### Goal
Each entry below should be reproduced character for character.

### Record excerpts

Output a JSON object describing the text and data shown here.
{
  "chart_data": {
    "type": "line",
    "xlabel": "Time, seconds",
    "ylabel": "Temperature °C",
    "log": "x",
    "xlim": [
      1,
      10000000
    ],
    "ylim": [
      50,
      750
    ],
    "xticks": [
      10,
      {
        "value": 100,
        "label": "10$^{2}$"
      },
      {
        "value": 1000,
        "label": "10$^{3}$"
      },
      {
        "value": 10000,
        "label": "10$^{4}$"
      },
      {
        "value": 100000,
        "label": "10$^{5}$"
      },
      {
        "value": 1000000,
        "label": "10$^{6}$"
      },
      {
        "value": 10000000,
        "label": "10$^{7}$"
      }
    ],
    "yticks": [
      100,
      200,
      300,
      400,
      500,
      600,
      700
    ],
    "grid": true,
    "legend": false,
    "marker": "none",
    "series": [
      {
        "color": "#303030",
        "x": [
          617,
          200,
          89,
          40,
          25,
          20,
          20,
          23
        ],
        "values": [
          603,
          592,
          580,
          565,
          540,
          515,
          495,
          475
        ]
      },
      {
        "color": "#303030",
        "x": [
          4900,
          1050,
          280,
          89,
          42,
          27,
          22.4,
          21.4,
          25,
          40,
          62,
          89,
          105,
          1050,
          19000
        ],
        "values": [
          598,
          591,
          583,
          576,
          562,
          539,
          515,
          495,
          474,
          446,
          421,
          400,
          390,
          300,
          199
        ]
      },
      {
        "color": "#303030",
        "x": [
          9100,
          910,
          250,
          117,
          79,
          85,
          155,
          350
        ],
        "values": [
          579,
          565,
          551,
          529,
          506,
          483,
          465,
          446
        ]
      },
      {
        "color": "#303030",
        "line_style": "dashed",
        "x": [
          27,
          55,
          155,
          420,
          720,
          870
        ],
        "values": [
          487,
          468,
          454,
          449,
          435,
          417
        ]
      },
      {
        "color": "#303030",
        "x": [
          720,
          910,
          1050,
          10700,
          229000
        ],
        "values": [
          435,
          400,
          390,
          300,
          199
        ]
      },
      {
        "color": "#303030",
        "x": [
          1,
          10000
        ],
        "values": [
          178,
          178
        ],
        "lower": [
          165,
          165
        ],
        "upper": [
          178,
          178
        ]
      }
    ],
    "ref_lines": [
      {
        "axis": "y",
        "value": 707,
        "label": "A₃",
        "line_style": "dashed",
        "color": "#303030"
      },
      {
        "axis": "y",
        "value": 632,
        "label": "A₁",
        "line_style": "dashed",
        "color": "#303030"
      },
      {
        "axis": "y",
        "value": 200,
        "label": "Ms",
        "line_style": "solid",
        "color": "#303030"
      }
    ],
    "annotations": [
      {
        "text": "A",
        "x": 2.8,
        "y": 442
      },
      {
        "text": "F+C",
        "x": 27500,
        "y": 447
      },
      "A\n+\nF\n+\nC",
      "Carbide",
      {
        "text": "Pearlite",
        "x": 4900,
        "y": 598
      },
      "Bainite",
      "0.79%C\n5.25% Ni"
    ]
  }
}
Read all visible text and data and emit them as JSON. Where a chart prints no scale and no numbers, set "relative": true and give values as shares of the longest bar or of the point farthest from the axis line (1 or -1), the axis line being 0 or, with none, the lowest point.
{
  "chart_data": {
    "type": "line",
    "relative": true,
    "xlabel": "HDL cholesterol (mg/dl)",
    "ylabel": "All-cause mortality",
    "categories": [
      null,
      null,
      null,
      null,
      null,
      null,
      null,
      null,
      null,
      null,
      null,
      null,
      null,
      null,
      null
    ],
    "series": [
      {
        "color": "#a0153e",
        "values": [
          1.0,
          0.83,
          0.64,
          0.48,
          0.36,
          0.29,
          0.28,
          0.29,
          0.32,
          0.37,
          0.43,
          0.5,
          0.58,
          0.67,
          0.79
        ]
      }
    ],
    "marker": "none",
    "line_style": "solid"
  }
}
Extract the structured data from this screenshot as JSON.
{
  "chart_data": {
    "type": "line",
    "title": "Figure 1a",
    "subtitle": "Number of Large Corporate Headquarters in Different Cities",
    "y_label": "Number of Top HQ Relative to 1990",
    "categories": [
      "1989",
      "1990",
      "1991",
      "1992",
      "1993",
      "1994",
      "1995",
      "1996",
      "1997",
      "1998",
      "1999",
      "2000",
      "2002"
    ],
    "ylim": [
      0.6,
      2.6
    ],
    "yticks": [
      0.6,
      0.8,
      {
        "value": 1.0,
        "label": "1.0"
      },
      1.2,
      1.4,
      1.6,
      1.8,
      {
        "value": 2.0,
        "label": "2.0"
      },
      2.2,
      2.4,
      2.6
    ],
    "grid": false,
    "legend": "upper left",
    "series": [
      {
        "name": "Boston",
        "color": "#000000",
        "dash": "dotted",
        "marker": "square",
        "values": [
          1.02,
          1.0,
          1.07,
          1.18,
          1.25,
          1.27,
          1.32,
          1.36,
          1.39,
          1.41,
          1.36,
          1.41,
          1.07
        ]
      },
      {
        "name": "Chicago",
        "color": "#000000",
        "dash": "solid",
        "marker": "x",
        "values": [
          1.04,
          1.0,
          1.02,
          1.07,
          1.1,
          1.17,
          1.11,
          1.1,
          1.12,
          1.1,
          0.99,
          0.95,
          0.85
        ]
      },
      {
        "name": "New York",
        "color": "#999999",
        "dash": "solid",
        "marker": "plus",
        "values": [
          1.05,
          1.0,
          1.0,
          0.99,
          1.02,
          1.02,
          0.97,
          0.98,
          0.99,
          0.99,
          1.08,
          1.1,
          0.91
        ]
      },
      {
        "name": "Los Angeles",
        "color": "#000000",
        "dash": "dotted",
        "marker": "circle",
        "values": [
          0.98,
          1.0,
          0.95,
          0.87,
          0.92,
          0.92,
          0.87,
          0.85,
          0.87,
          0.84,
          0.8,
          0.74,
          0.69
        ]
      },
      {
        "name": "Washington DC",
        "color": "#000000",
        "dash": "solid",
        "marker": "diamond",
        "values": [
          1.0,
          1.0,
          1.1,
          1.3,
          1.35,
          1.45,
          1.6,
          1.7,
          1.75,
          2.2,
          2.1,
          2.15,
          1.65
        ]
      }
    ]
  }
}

### Answer to this problem
Output a JSON object describing the text and data shown here.
{
  "chart_data": {
    "type": "line",
    "xlabel": "Time, seconds",
    "ylabel": "Temperature °C",
    "log": "x",
    "xlim": [
      1,
      10000000
    ],
    "ylim": [
      50,
      750
    ],
    "xticks": [
      10,
      {
        "value": 100,
        "label": "10$^{2}$"
      },
      {
        "value": 1000,
        "label": "10$^{3}$"
      },
      {
        "value": 10000,
        "label": "10$^{4}$"
      },
      {
        "value": 100000,
        "label": "10$^{5}$"
      },
      {
        "value": 1000000,
        "label": "10$^{6}$"
      },
      {
        "value": 10000000,
        "label": "10$^{7}$"
      }
    ],
    "yticks": [
      100,
      200,
      300,
      400,
      500,
      600,
      700
    ],
    "grid": true,
    "legend": false,
    "marker": "none",
    "series": [
      {
        "color": "#303030",
        "x": [
          617,
          200,
          89,
          40,
          25,
          20,
          20,
          23
        ],
        "values": [
          603,
          592,
          580,
          565,
          540,
          515,
          495,
          475
        ]
      },
      {
        "color": "#303030",
        "x": [
          4900,
          1050,
          280,
          89,
          42,
          27,
          22.4,
          21.4,
          25,
          40,
          62,
          89,
          105,
          1050,
          19000
        ],
        "values": [
          598,
          591,
          583,
          576,
          562,
          539,
          515,
          495,
          474,
          446,
          421,
          400,
          390,
          300,
          199
        ]
      },
      {
        "color": "#303030",
        "x": [
          9100,
          910,
          250,
          117,
          79,
          85,
          155,
          350
        ],
        "values": [
          579,
          565,
          551,
          529,
          506,
          483,
          465,
          446
        ]
      },
      {
        "color": "#303030",
        "line_style": "dashed",
        "x": [
          27,
          55,
          155,
          420,
          720,
          870
        ],
        "values": [
          487,
          468,
          454,
          449,
          435,
          417
        ]
      },
      {
        "color": "#303030",
        "x": [
          720,
          910,
          1050,
          10700,
          229000
        ],
        "values": [
          435,
          400,
          390,
          300,
          199
        ]
      },
      {
        "color": "#303030",
        "x": [
          1,
          10000
        ],
        "values": [
          178,
          178
        ],
        "lower": [
          165,
          165
        ],
        "upper": [
          178,
          178
        ]
      }
    ],
    "ref_lines": [
      {
        "axis": "y",
        "value": 707,
        "label": "A₃",
        "line_style": "dashed",
        "color": "#303030"
      },
      {
        "axis": "y",
        "value": 632,
        "label": "A₁",
        "line_style": "dashed",
        "color": "#303030"
      },
      {
        "axis": "y",
        "value": 200,
        "label": "Ms",
        "line_style": "solid",
        "color": "#303030"
      }
    ],
    "annotations": [
      {
        "text": "A",
        "x": 2.8,
        "y": 442
      },
      {
        "text": "F+C",
        "x": 27500,
        "y": 447
      },
      "A\n+\nF\n+\nC",
      "Carbide",
      {
        "text": "Pearlite",
        "x": 4900,
        "y": 598
      },
      "Bainite",
      "0.79%C\n5.25% Ni"
    ]
  }
}
Read all visible text and data and emit them as JSON. Where a chart prints no scale and no numbers, set "relative": true and give values as shares of the longest bar or of the point farthest from the axis line (1 or -1), the axis line being 0 or, with none, the lowest point.
{
  "chart_data": {
    "type": "line",
    "relative": true,
    "xlabel": "HDL cholesterol (mg/dl)",
    "ylabel": "All-cause mortality",
    "categories": [
      null,
      null,
      null,
      null,
      null,
      null,
      null,
      null,
      null,
      null,
      null,
      null,
      null,
      null,
      null
    ],
    "series": [
      {
        "color": "#a0153e",
        "values": [
          1.0,
          0.83,
          0.64,
          0.48,
          0.36,
          0.29,
          0.28,
          0.29,
          0.32,
          0.37,
          0.43,
          0.5,
          0.58,
          0.67,
          0.79
        ]
      }
    ],
    "marker": "none",
    "line_style": "solid"
  }
}
Extract the structured data from this screenshot as JSON.
{
  "chart_data": {
    "type": "line",
    "title": "Figure 1a",
    "subtitle": "Number of Large Corporate Headquarters in Different Cities",
    "y_label": "Number of Top HQ Relative to 1990",
    "categories": [
      "1989",
      "1990",
      "1991",
      "1992",
      "1993",
      "1994",
      "1995",
      "1996",
      "1997",
      "1998",
      "1999",
      "2000",
      "2002"
    ],
    "ylim": [
      0.6,
      2.6
    ],
    "yticks": [
      0.6,
      0.8,
      {
        "value": 1.0,
        "label": "1.0"
      },
      1.2,
      1.4,
      1.6,
      1.8,
      {
        "value": 2.0,
        "label": "2.0"
      },
      2.2,
      2.4,
      2.6
    ],
    "grid": false,
    "legend": "upper left",
    "series": [
      {
        "name": "Boston",
        "color": "#000000",
        "dash": "dotted",
        "marker": "square",
        "values": [
          1.02,
          1.0,
          1.07,
          1.18,
          1.25,
          1.27,
          1.32,
          1.36,
          1.39,
          1.41,
          1.36,
          1.41,
          1.07
        ]
      },
      {
        "name": "Chicago",
        "color": "#000000",
        "dash": "solid",
        "marker": "x",
        "values": [
          1.04,
          1.0,
          1.02,
          1.07,
          1.1,
          1.17,
          1.11,
          1.1,
          1.12,
          1.1,
          0.99,
          0.95,
          0.85
        ]
      },
      {
        "name": "New York",
        "color": "#999999",
        "dash": "solid",
        "marker": "plus",
        "values": [
          1.05,
          1.0,
          1.0,
          0.99,
          1.02,
          1.02,
          0.97,
          0.98,
          0.99,
          0.99,
          1.08,
          1.1,
          0.91
        ]
      },
      {
        "name": "Los Angeles",
        "color": "#000000",
        "dash": "dotted",
        "marker": "circle",
        "values": [
          0.98,
          1.0,
          0.95,
          0.87,
          0.92,
          0.92,
          0.87,
          0.85,
          0.87,
          0.84,
          0.8,
          0.74,
          0.69
        ]
      },
      {
        "name": "Washington DC",
        "color": "#000000",
        "dash": "solid",
        "marker": "diamond",
        "values": [
          1.0,
          1.0,
          1.1,
          1.3,
          1.35,
          1.45,
          1.6,
          1.7,
          1.75,
          2.2,
          2.1,
          2.15,
          1.65
        ]
      }
    ]
  }
}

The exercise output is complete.